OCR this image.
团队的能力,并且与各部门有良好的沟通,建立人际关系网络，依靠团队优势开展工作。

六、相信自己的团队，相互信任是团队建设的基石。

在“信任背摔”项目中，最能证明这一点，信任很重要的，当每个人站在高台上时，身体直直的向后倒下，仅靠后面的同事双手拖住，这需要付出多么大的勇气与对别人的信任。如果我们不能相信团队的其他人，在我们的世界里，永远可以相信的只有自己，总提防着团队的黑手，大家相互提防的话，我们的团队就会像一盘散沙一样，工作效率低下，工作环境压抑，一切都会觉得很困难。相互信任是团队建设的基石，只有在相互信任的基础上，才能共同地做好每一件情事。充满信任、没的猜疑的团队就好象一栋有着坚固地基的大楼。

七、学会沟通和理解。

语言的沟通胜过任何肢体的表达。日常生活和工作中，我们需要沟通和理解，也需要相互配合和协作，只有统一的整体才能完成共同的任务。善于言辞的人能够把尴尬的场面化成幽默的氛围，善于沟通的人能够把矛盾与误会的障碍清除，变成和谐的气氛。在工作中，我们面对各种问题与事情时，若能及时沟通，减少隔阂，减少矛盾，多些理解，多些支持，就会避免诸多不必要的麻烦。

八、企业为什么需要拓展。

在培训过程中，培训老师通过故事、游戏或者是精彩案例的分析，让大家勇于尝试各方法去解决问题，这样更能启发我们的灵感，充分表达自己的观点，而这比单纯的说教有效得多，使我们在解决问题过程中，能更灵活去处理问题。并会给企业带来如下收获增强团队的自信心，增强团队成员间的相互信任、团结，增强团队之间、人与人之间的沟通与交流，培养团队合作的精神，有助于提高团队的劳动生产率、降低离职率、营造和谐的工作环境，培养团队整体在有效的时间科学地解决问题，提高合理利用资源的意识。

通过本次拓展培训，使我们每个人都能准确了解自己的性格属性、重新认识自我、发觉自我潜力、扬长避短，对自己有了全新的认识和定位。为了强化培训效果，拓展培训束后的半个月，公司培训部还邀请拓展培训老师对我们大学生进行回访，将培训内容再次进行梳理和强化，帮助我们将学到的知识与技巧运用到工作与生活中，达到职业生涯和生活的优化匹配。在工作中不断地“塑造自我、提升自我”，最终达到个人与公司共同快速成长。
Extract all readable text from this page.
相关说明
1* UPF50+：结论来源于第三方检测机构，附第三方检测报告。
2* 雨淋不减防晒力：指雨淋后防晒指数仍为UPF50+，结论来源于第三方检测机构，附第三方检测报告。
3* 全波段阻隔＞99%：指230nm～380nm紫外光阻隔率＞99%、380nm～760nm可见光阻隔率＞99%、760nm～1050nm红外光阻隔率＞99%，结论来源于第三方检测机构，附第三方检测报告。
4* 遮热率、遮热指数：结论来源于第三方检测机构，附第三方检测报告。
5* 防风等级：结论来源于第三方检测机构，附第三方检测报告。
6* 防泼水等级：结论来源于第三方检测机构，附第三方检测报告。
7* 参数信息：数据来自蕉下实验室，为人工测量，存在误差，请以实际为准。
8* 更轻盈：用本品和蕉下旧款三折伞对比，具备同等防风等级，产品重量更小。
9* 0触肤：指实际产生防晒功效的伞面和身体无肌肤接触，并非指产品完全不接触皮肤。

● ● ● ● ●

REQUIREMENTS: Each of the records should be retyped exactly.

SOLUTION FOR THIS EXERCISE:
OCR this image.
团队的能力,并且与各部门有良好的沟通,建立人际关系网络，依靠团队优势开展工作。

六、相信自己的团队，相互信任是团队建设的基石。

在“信任背摔”项目中，最能证明这一点，信任很重要的，当每个人站在高台上时，身体直直的向后倒下，仅靠后面的同事双手拖住，这需要付出多么大的勇气与对别人的信任。如果我们不能相信团队的其他人，在我们的世界里，永远可以相信的只有自己，总提防着团队的黑手，大家相互提防的话，我们的团队就会像一盘散沙一样，工作效率低下，工作环境压抑，一切都会觉得很困难。相互信任是团队建设的基石，只有在相互信任的基础上，才能共同地做好每一件情事。充满信任、没的猜疑的团队就好象一栋有着坚固地基的大楼。

七、学会沟通和理解。

语言的沟通胜过任何肢体的表达。日常生活和工作中，我们需要沟通和理解，也需要相互配合和协作，只有统一的整体才能完成共同的任务。善于言辞的人能够把尴尬的场面化成幽默的氛围，善于沟通的人能够把矛盾与误会的障碍清除，变成和谐的气氛。在工作中，我们面对各种问题与事情时，若能及时沟通，减少隔阂，减少矛盾，多些理解，多些支持，就会避免诸多不必要的麻烦。

八、企业为什么需要拓展。

在培训过程中，培训老师通过故事、游戏或者是精彩案例的分析，让大家勇于尝试各方法去解决问题，这样更能启发我们的灵感，充分表达自己的观点，而这比单纯的说教有效得多，使我们在解决问题过程中，能更灵活去处理问题。并会给企业带来如下收获增强团队的自信心，增强团队成员间的相互信任、团结，增强团队之间、人与人之间的沟通与交流，培养团队合作的精神，有助于提高团队的劳动生产率、降低离职率、营造和谐的工作环境，培养团队整体在有效的时间科学地解决问题，提高合理利用资源的意识。

通过本次拓展培训，使我们每个人都能准确了解自己的性格属性、重新认识自我、发觉自我潜力、扬长避短，对自己有了全新的认识和定位。为了强化培训效果，拓展培训束后的半个月，公司培训部还邀请拓展培训老师对我们大学生进行回访，将培训内容再次进行梳理和强化，帮助我们将学到的知识与技巧运用到工作与生活中，达到职业生涯和生活的优化匹配。在工作中不断地“塑造自我、提升自我”，最终达到个人与公司共同快速成长。
Extract all readable text from this page.
相关说明
1* UPF50+：结论来源于第三方检测机构，附第三方检测报告。
2* 雨淋不减防晒力：指雨淋后防晒指数仍为UPF50+，结论来源于第三方检测机构，附第三方检测报告。
3* 全波段阻隔＞99%：指230nm～380nm紫外光阻隔率＞99%、380nm～760nm可见光阻隔率＞99%、760nm～1050nm红外光阻隔率＞99%，结论来源于第三方检测机构，附第三方检测报告。
4* 遮热率、遮热指数：结论来源于第三方检测机构，附第三方检测报告。
5* 防风等级：结论来源于第三方检测机构，附第三方检测报告。
6* 防泼水等级：结论来源于第三方检测机构，附第三方检测报告。
7* 参数信息：数据来自蕉下实验室，为人工测量，存在误差，请以实际为准。
8* 更轻盈：用本品和蕉下旧款三折伞对比，具备同等防风等级，产品重量更小。
9* 0触肤：指实际产生防晒功效的伞面和身体无肌肤接触，并非指产品完全不接触皮肤。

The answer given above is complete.